» Input material
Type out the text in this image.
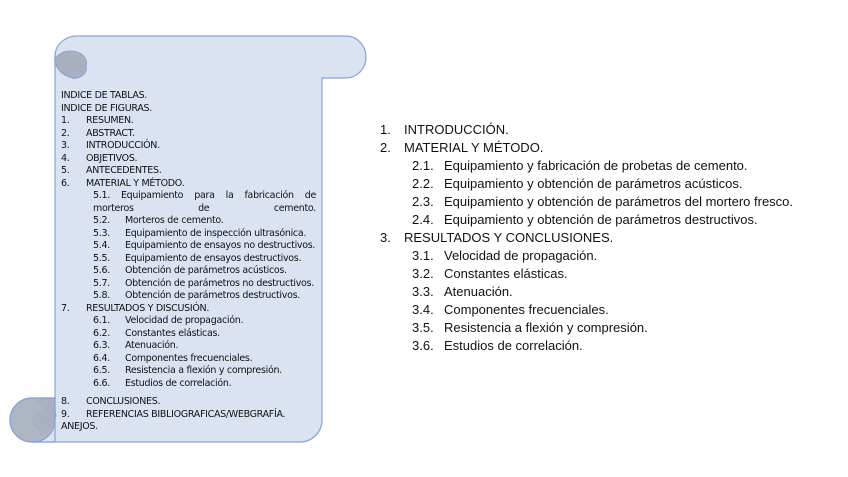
INDICE DE TABLAS.
INDICE DE FIGURAS.
1. RESUMEN.
2. ABSTRACT.
3. INTRODUCCIÓN.
4. OBJETIVOS.
5. ANTECEDENTES.
6. MATERIAL Y MÉTODO.
5.1. Equipamiento para la fabricación de morteros de cemento.
5.2. Morteros de cemento.
5.3. Equipamiento de inspección ultrasónica.
5.4. Equipamiento de ensayos no destructivos.
5.5. Equipamiento de ensayos destructivos.
5.6. Obtención de parámetros acústicos.
5.7. Obtención de parámetros no destructivos.
5.8. Obtención de parámetros destructivos.
7. RESULTADOS Y DISCUSIÓN.
6.1. Velocidad de propagación.
6.2. Constantes elásticas.
6.3. Atenuación.
6.4. Componentes frecuenciales.
6.5. Resistencia a flexión y compresión.
6.6. Estudios de correlación.
8. CONCLUSIONES.
9. REFERENCIAS BIBLIOGRAFICAS/WEBGRAFÍA.
ANEJOS.
1. INTRODUCCIÓN.
2. MATERIAL Y MÉTODO.
2.1. Equipamiento y fabricación de probetas de cemento.
2.2. Equipamiento y obtención de parámetros acústicos.
2.3. Equipamiento y obtención de parámetros del mortero fresco.
2.4. Equipamiento y obtención de parámetros destructivos.
3. RESULTADOS Y CONCLUSIONES.
3.1. Velocidad de propagación.
3.2. Constantes elásticas.
3.3. Atenuación.
3.4. Componentes frecuenciales.
3.5. Resistencia a flexión y compresión.
3.6. Estudios de correlación.
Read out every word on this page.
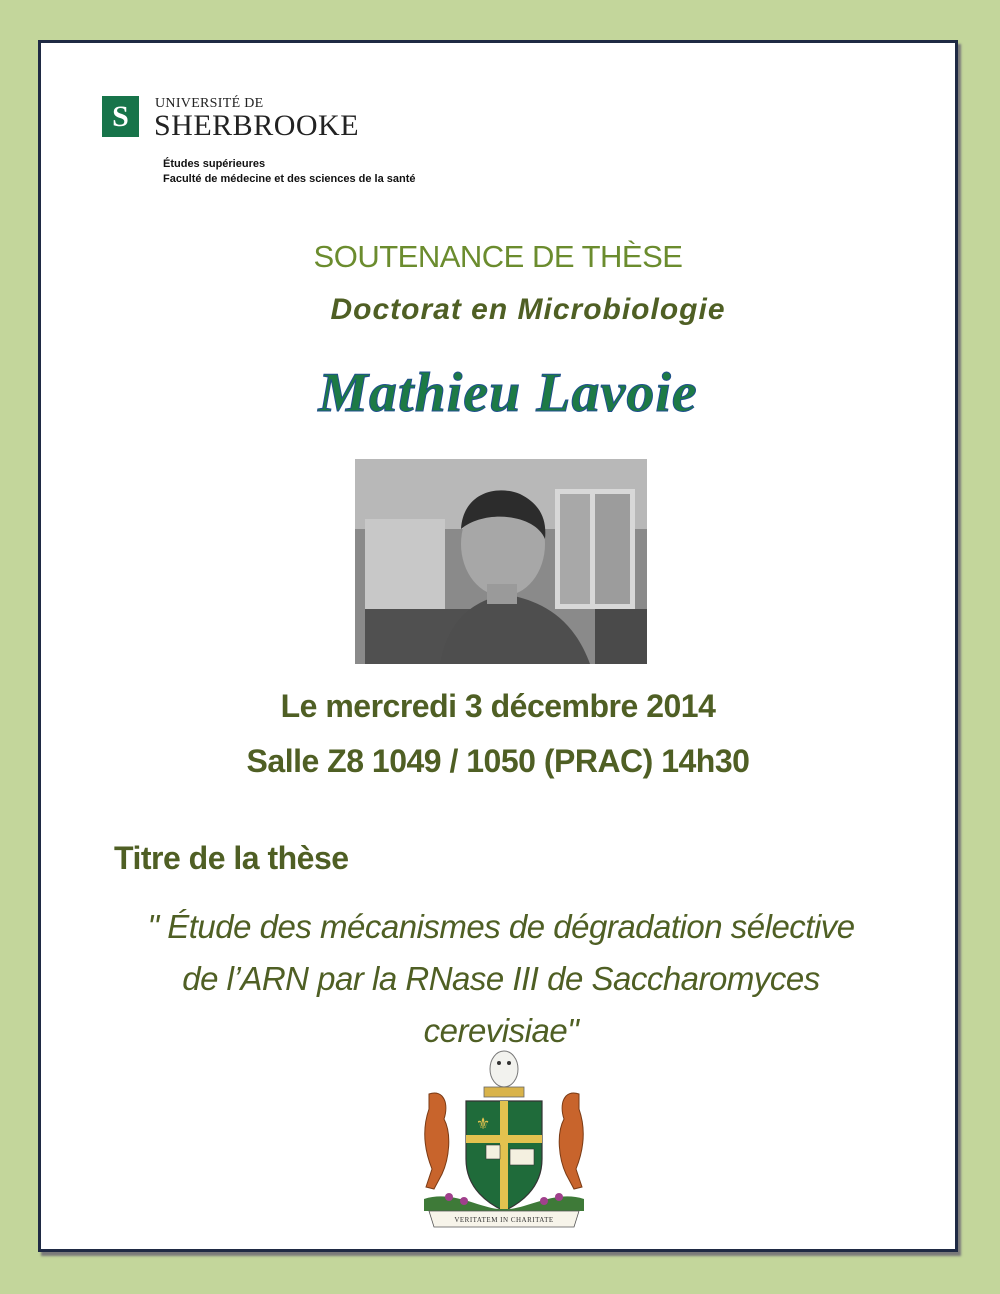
S	UNIVERSITÉ DE
SHERBROOKE
Études supérieures
Faculté de médecine et des sciences de la santé
SOUTENANCE DE THÈSE
Doctorat en Microbiologie
Mathieu Lavoie
Le mercredi 3 décembre 2014
Salle Z8 1049 / 1050 (PRAC) 14h30
Titre de la thèse
" Étude des mécanismes de dégradation sélective
de l’ARN par la RNase III de Saccharomyces
cerevisiae"
⚜
VERITATEM IN CHARITATE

» Exercise objective
Omit each picture, then return all of the listing exactly as it stands.

» Written solution
Type out the text in this image.
INDICE DE TABLAS.
INDICE DE FIGURAS.
1. RESUMEN.
2. ABSTRACT.
3. INTRODUCCIÓN.
4. OBJETIVOS.
5. ANTECEDENTES.
6. MATERIAL Y MÉTODO.
5.1. Equipamiento para la fabricación de morteros de cemento.
5.2. Morteros de cemento.
5.3. Equipamiento de inspección ultrasónica.
5.4. Equipamiento de ensayos no destructivos.
5.5. Equipamiento de ensayos destructivos.
5.6. Obtención de parámetros acústicos.
5.7. Obtención de parámetros no destructivos.
5.8. Obtención de parámetros destructivos.
7. RESULTADOS Y DISCUSIÓN.
6.1. Velocidad de propagación.
6.2. Constantes elásticas.
6.3. Atenuación.
6.4. Componentes frecuenciales.
6.5. Resistencia a flexión y compresión.
6.6. Estudios de correlación.
8. CONCLUSIONES.
9. REFERENCIAS BIBLIOGRAFICAS/WEBGRAFÍA.
ANEJOS.
1. INTRODUCCIÓN.
2. MATERIAL Y MÉTODO.
2.1. Equipamiento y fabricación de probetas de cemento.
2.2. Equipamiento y obtención de parámetros acústicos.
2.3. Equipamiento y obtención de parámetros del mortero fresco.
2.4. Equipamiento y obtención de parámetros destructivos.
3. RESULTADOS Y CONCLUSIONES.
3.1. Velocidad de propagación.
3.2. Constantes elásticas.
3.3. Atenuación.
3.4. Componentes frecuenciales.
3.5. Resistencia a flexión y compresión.
3.6. Estudios de correlación.
Read out every word on this page.
S	UNIVERSITÉ DE
SHERBROOKE
Études supérieures
Faculté de médecine et des sciences de la santé
SOUTENANCE DE THÈSE
Doctorat en Microbiologie
Mathieu Lavoie
Le mercredi 3 décembre 2014
Salle Z8 1049 / 1050 (PRAC) 14h30
Titre de la thèse
" Étude des mécanismes de dégradation sélective
de l’ARN par la RNase III de Saccharomyces
cerevisiae"
⚜
VERITATEM IN CHARITATE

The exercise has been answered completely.